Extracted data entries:
_ _ _ _

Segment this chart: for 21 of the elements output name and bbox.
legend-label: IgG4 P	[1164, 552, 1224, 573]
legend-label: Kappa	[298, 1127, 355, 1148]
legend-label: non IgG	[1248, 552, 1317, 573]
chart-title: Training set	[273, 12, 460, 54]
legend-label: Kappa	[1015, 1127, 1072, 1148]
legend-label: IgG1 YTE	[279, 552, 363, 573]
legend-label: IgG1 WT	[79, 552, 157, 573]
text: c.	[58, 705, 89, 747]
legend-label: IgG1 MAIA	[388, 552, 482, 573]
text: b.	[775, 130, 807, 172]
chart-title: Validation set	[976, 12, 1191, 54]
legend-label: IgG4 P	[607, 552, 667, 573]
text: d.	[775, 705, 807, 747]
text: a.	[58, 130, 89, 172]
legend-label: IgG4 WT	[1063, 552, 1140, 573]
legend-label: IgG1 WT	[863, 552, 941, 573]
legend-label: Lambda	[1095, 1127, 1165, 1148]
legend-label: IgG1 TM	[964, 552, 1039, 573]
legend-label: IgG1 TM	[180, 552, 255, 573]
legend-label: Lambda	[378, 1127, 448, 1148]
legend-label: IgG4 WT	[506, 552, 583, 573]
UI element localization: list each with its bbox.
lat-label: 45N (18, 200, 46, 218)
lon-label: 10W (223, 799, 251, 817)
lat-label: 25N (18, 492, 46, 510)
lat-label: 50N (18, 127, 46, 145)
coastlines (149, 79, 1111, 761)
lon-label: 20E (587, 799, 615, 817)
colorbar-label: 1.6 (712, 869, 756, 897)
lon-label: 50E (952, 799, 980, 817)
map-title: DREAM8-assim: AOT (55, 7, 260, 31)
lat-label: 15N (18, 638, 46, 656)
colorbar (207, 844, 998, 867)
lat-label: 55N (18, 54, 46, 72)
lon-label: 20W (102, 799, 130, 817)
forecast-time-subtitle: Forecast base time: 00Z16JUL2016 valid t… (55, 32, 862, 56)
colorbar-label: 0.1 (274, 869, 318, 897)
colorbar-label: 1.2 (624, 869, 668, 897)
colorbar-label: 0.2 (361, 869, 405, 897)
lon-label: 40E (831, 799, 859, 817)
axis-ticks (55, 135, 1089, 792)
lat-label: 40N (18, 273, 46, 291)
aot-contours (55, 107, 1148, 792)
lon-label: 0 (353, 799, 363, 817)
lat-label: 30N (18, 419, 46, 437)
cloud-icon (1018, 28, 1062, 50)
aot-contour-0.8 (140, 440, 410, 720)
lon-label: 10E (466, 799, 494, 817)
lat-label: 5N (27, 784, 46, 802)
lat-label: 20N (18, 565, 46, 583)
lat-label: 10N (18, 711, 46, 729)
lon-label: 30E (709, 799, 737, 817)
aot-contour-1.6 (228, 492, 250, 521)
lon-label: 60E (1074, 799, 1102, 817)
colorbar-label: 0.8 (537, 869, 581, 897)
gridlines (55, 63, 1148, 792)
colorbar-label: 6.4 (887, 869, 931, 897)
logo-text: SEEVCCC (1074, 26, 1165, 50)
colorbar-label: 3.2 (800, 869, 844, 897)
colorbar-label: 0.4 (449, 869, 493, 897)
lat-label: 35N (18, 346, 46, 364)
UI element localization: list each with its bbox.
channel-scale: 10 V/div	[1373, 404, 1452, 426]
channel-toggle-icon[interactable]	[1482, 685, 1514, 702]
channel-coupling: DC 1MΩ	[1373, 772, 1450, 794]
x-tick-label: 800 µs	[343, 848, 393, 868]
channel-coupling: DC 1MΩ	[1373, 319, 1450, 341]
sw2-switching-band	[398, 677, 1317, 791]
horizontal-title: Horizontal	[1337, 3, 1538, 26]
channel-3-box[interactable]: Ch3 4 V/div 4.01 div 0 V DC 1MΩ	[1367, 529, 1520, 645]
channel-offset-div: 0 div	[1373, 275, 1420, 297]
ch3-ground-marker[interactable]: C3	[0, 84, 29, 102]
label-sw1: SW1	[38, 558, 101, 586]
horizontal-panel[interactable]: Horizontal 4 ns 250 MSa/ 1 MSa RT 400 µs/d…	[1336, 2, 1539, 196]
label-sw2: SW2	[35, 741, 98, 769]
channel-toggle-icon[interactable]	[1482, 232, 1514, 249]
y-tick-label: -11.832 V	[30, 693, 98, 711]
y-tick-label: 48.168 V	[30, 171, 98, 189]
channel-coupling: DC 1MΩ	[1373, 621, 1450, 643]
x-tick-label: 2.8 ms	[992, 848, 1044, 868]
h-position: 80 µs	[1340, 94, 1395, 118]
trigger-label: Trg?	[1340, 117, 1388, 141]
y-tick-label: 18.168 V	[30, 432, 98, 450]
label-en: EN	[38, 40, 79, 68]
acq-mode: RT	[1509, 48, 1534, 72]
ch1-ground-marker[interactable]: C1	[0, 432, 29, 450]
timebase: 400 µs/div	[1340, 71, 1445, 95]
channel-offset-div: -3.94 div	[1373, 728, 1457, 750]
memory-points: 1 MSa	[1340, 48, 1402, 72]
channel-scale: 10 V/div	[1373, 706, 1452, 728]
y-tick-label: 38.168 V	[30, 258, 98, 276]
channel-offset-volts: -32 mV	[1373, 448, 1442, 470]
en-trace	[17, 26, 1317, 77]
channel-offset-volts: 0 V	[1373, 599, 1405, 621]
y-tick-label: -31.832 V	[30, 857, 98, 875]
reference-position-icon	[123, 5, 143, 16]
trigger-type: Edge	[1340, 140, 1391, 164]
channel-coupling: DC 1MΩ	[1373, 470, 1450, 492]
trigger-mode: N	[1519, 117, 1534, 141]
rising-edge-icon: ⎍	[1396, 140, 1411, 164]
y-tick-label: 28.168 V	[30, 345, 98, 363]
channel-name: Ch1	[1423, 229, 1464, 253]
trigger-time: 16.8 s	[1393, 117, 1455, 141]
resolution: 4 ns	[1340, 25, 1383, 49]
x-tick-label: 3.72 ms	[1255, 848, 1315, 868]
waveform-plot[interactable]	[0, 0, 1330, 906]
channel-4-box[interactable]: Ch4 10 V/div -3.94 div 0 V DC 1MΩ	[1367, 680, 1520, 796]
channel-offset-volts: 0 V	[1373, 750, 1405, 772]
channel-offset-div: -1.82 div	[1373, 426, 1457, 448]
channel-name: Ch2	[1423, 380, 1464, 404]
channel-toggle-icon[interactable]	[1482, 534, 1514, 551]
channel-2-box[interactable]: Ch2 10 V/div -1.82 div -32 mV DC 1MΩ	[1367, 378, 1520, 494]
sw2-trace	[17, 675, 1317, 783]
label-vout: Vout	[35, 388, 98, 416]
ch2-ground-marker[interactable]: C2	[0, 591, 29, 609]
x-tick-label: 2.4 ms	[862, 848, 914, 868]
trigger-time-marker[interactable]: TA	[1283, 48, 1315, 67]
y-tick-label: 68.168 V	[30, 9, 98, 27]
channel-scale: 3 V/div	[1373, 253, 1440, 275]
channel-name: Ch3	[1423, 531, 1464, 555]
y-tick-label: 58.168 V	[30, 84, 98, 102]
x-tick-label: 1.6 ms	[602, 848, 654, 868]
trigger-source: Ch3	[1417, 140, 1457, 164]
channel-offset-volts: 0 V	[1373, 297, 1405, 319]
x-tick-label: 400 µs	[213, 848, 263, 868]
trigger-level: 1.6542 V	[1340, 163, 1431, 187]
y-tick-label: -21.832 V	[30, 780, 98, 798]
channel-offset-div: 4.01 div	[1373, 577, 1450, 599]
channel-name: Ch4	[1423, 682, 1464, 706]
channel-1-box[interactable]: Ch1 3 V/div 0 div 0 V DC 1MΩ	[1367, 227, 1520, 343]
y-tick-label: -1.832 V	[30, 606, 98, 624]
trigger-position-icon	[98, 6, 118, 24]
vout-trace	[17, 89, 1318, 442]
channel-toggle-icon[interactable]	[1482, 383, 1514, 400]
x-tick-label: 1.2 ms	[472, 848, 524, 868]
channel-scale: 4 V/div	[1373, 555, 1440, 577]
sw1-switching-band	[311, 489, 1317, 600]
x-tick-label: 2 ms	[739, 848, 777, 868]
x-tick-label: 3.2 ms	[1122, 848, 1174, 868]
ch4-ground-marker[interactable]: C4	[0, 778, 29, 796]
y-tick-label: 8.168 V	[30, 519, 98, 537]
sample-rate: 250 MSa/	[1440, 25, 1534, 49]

_ _ _ _

Task directions: Edit the lines from the first one through the line containing "12, 460, 54]" so that "legend-label" becomes "legend-entry", keeping everything else the same. Give only those edited lines.

Result:
Segment this chart: for 21 of the elements output name and bbox.
legend-entry: IgG4 P	[1164, 552, 1224, 573]
legend-entry: Kappa	[298, 1127, 355, 1148]
legend-entry: non IgG	[1248, 552, 1317, 573]
chart-title: Training set	[273, 12, 460, 54]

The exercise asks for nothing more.